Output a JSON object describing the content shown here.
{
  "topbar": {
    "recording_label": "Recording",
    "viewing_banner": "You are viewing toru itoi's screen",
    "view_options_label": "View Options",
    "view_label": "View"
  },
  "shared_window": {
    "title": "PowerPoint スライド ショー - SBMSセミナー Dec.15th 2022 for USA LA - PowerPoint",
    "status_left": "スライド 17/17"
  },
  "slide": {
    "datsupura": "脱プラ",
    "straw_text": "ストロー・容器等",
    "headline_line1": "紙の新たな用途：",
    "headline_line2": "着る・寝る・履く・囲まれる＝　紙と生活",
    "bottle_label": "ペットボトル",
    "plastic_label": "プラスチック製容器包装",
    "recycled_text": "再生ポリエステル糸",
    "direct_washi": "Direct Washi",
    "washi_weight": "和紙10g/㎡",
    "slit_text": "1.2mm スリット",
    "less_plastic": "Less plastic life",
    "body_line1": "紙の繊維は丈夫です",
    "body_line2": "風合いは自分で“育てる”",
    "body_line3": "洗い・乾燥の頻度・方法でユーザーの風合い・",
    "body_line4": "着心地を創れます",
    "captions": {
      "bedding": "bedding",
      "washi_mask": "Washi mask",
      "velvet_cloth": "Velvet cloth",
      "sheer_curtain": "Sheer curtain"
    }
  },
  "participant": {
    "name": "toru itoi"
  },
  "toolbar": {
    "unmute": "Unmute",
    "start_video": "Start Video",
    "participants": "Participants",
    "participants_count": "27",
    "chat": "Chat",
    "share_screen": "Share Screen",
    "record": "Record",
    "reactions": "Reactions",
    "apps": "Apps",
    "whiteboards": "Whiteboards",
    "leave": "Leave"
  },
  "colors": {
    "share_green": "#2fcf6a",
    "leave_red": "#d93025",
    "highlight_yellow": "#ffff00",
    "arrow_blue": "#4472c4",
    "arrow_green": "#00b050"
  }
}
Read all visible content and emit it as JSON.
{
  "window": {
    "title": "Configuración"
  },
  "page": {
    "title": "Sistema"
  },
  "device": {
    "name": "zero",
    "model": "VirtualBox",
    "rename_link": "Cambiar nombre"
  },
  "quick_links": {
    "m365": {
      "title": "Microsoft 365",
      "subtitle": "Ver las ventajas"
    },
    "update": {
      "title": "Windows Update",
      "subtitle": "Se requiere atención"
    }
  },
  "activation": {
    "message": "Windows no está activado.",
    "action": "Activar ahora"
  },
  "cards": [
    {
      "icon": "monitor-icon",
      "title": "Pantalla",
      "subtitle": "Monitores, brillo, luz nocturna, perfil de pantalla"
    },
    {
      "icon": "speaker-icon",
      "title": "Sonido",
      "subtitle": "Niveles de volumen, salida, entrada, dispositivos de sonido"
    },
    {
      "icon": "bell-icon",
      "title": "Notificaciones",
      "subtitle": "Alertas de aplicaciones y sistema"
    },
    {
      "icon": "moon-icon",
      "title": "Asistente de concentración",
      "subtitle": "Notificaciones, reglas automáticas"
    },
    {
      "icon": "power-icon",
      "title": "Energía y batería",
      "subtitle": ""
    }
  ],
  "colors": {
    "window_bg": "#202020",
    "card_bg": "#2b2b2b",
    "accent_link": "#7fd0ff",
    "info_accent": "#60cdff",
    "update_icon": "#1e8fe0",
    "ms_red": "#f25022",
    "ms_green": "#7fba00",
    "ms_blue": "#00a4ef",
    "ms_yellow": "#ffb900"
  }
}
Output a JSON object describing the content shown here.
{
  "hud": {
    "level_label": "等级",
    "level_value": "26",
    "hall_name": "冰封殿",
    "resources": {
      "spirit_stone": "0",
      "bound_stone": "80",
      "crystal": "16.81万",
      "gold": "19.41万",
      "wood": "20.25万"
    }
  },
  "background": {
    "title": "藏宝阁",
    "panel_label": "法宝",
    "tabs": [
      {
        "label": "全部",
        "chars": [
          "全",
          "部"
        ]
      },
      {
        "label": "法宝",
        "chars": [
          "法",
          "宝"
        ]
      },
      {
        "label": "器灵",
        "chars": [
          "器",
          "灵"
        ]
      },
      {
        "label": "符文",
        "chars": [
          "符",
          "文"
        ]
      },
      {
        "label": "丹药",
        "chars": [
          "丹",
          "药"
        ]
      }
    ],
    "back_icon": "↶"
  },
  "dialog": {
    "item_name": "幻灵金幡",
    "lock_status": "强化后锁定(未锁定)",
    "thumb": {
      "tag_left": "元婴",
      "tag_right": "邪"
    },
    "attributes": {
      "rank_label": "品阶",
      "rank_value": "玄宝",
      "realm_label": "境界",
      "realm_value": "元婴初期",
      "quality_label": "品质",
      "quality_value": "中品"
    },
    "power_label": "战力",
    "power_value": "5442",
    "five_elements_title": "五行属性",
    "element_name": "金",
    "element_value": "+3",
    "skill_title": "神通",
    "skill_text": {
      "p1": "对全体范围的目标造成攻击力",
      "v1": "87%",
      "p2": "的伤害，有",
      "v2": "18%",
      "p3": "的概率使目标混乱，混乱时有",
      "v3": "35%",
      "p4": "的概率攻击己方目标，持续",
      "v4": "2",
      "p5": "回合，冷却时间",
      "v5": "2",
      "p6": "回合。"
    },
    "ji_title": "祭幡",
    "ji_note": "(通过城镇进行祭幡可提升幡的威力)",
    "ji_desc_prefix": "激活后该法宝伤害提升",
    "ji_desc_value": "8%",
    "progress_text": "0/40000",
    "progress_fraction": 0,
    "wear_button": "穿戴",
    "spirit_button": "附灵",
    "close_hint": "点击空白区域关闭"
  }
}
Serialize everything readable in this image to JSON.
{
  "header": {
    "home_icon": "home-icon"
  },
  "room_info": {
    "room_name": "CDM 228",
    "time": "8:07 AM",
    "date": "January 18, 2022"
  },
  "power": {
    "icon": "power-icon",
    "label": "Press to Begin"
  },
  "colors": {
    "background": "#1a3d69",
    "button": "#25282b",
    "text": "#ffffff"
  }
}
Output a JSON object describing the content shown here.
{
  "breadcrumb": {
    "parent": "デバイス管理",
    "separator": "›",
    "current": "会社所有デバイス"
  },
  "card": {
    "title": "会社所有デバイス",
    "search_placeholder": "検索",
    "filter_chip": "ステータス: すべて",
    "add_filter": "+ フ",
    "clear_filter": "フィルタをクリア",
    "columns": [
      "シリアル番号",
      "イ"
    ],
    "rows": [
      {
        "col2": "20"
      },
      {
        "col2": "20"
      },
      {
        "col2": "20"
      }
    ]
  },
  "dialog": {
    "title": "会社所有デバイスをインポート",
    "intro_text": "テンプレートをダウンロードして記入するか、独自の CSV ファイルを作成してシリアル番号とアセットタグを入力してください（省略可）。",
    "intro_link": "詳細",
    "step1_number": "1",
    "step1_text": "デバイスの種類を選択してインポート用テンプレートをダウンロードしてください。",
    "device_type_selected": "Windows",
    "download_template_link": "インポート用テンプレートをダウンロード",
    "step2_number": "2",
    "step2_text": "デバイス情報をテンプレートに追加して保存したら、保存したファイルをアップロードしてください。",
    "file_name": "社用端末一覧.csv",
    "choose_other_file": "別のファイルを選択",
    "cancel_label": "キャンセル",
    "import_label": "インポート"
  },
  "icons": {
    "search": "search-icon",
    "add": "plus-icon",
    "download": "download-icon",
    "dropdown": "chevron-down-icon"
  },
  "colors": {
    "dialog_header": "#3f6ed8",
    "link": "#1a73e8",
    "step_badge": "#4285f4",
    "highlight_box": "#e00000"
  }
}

== == ==

# Short task
Reproduce the complete data exactly as presented above.

# Result of the task
Output a JSON object describing the content shown here.
{
  "topbar": {
    "recording_label": "Recording",
    "viewing_banner": "You are viewing toru itoi's screen",
    "view_options_label": "View Options",
    "view_label": "View"
  },
  "shared_window": {
    "title": "PowerPoint スライド ショー - SBMSセミナー Dec.15th 2022 for USA LA - PowerPoint",
    "status_left": "スライド 17/17"
  },
  "slide": {
    "datsupura": "脱プラ",
    "straw_text": "ストロー・容器等",
    "headline_line1": "紙の新たな用途：",
    "headline_line2": "着る・寝る・履く・囲まれる＝　紙と生活",
    "bottle_label": "ペットボトル",
    "plastic_label": "プラスチック製容器包装",
    "recycled_text": "再生ポリエステル糸",
    "direct_washi": "Direct Washi",
    "washi_weight": "和紙10g/㎡",
    "slit_text": "1.2mm スリット",
    "less_plastic": "Less plastic life",
    "body_line1": "紙の繊維は丈夫です",
    "body_line2": "風合いは自分で“育てる”",
    "body_line3": "洗い・乾燥の頻度・方法でユーザーの風合い・",
    "body_line4": "着心地を創れます",
    "captions": {
      "bedding": "bedding",
      "washi_mask": "Washi mask",
      "velvet_cloth": "Velvet cloth",
      "sheer_curtain": "Sheer curtain"
    }
  },
  "participant": {
    "name": "toru itoi"
  },
  "toolbar": {
    "unmute": "Unmute",
    "start_video": "Start Video",
    "participants": "Participants",
    "participants_count": "27",
    "chat": "Chat",
    "share_screen": "Share Screen",
    "record": "Record",
    "reactions": "Reactions",
    "apps": "Apps",
    "whiteboards": "Whiteboards",
    "leave": "Leave"
  },
  "colors": {
    "share_green": "#2fcf6a",
    "leave_red": "#d93025",
    "highlight_yellow": "#ffff00",
    "arrow_blue": "#4472c4",
    "arrow_green": "#00b050"
  }
}
Read all visible content and emit it as JSON.
{
  "window": {
    "title": "Configuración"
  },
  "page": {
    "title": "Sistema"
  },
  "device": {
    "name": "zero",
    "model": "VirtualBox",
    "rename_link": "Cambiar nombre"
  },
  "quick_links": {
    "m365": {
      "title": "Microsoft 365",
      "subtitle": "Ver las ventajas"
    },
    "update": {
      "title": "Windows Update",
      "subtitle": "Se requiere atención"
    }
  },
  "activation": {
    "message": "Windows no está activado.",
    "action": "Activar ahora"
  },
  "cards": [
    {
      "icon": "monitor-icon",
      "title": "Pantalla",
      "subtitle": "Monitores, brillo, luz nocturna, perfil de pantalla"
    },
    {
      "icon": "speaker-icon",
      "title": "Sonido",
      "subtitle": "Niveles de volumen, salida, entrada, dispositivos de sonido"
    },
    {
      "icon": "bell-icon",
      "title": "Notificaciones",
      "subtitle": "Alertas de aplicaciones y sistema"
    },
    {
      "icon": "moon-icon",
      "title": "Asistente de concentración",
      "subtitle": "Notificaciones, reglas automáticas"
    },
    {
      "icon": "power-icon",
      "title": "Energía y batería",
      "subtitle": ""
    }
  ],
  "colors": {
    "window_bg": "#202020",
    "card_bg": "#2b2b2b",
    "accent_link": "#7fd0ff",
    "info_accent": "#60cdff",
    "update_icon": "#1e8fe0",
    "ms_red": "#f25022",
    "ms_green": "#7fba00",
    "ms_blue": "#00a4ef",
    "ms_yellow": "#ffb900"
  }
}
Output a JSON object describing the content shown here.
{
  "hud": {
    "level_label": "等级",
    "level_value": "26",
    "hall_name": "冰封殿",
    "resources": {
      "spirit_stone": "0",
      "bound_stone": "80",
      "crystal": "16.81万",
      "gold": "19.41万",
      "wood": "20.25万"
    }
  },
  "background": {
    "title": "藏宝阁",
    "panel_label": "法宝",
    "tabs": [
      {
        "label": "全部",
        "chars": [
          "全",
          "部"
        ]
      },
      {
        "label": "法宝",
        "chars": [
          "法",
          "宝"
        ]
      },
      {
        "label": "器灵",
        "chars": [
          "器",
          "灵"
        ]
      },
      {
        "label": "符文",
        "chars": [
          "符",
          "文"
        ]
      },
      {
        "label": "丹药",
        "chars": [
          "丹",
          "药"
        ]
      }
    ],
    "back_icon": "↶"
  },
  "dialog": {
    "item_name": "幻灵金幡",
    "lock_status": "强化后锁定(未锁定)",
    "thumb": {
      "tag_left": "元婴",
      "tag_right": "邪"
    },
    "attributes": {
      "rank_label": "品阶",
      "rank_value": "玄宝",
      "realm_label": "境界",
      "realm_value": "元婴初期",
      "quality_label": "品质",
      "quality_value": "中品"
    },
    "power_label": "战力",
    "power_value": "5442",
    "five_elements_title": "五行属性",
    "element_name": "金",
    "element_value": "+3",
    "skill_title": "神通",
    "skill_text": {
      "p1": "对全体范围的目标造成攻击力",
      "v1": "87%",
      "p2": "的伤害，有",
      "v2": "18%",
      "p3": "的概率使目标混乱，混乱时有",
      "v3": "35%",
      "p4": "的概率攻击己方目标，持续",
      "v4": "2",
      "p5": "回合，冷却时间",
      "v5": "2",
      "p6": "回合。"
    },
    "ji_title": "祭幡",
    "ji_note": "(通过城镇进行祭幡可提升幡的威力)",
    "ji_desc_prefix": "激活后该法宝伤害提升",
    "ji_desc_value": "8%",
    "progress_text": "0/40000",
    "progress_fraction": 0,
    "wear_button": "穿戴",
    "spirit_button": "附灵",
    "close_hint": "点击空白区域关闭"
  }
}
Serialize everything readable in this image to JSON.
{
  "header": {
    "home_icon": "home-icon"
  },
  "room_info": {
    "room_name": "CDM 228",
    "time": "8:07 AM",
    "date": "January 18, 2022"
  },
  "power": {
    "icon": "power-icon",
    "label": "Press to Begin"
  },
  "colors": {
    "background": "#1a3d69",
    "button": "#25282b",
    "text": "#ffffff"
  }
}
Output a JSON object describing the content shown here.
{
  "breadcrumb": {
    "parent": "デバイス管理",
    "separator": "›",
    "current": "会社所有デバイス"
  },
  "card": {
    "title": "会社所有デバイス",
    "search_placeholder": "検索",
    "filter_chip": "ステータス: すべて",
    "add_filter": "+ フ",
    "clear_filter": "フィルタをクリア",
    "columns": [
      "シリアル番号",
      "イ"
    ],
    "rows": [
      {
        "col2": "20"
      },
      {
        "col2": "20"
      },
      {
        "col2": "20"
      }
    ]
  },
  "dialog": {
    "title": "会社所有デバイスをインポート",
    "intro_text": "テンプレートをダウンロードして記入するか、独自の CSV ファイルを作成してシリアル番号とアセットタグを入力してください（省略可）。",
    "intro_link": "詳細",
    "step1_number": "1",
    "step1_text": "デバイスの種類を選択してインポート用テンプレートをダウンロードしてください。",
    "device_type_selected": "Windows",
    "download_template_link": "インポート用テンプレートをダウンロード",
    "step2_number": "2",
    "step2_text": "デバイス情報をテンプレートに追加して保存したら、保存したファイルをアップロードしてください。",
    "file_name": "社用端末一覧.csv",
    "choose_other_file": "別のファイルを選択",
    "cancel_label": "キャンセル",
    "import_label": "インポート"
  },
  "icons": {
    "search": "search-icon",
    "add": "plus-icon",
    "download": "download-icon",
    "dropdown": "chevron-down-icon"
  },
  "colors": {
    "dialog_header": "#3f6ed8",
    "link": "#1a73e8",
    "step_badge": "#4285f4",
    "highlight_box": "#e00000"
  }
}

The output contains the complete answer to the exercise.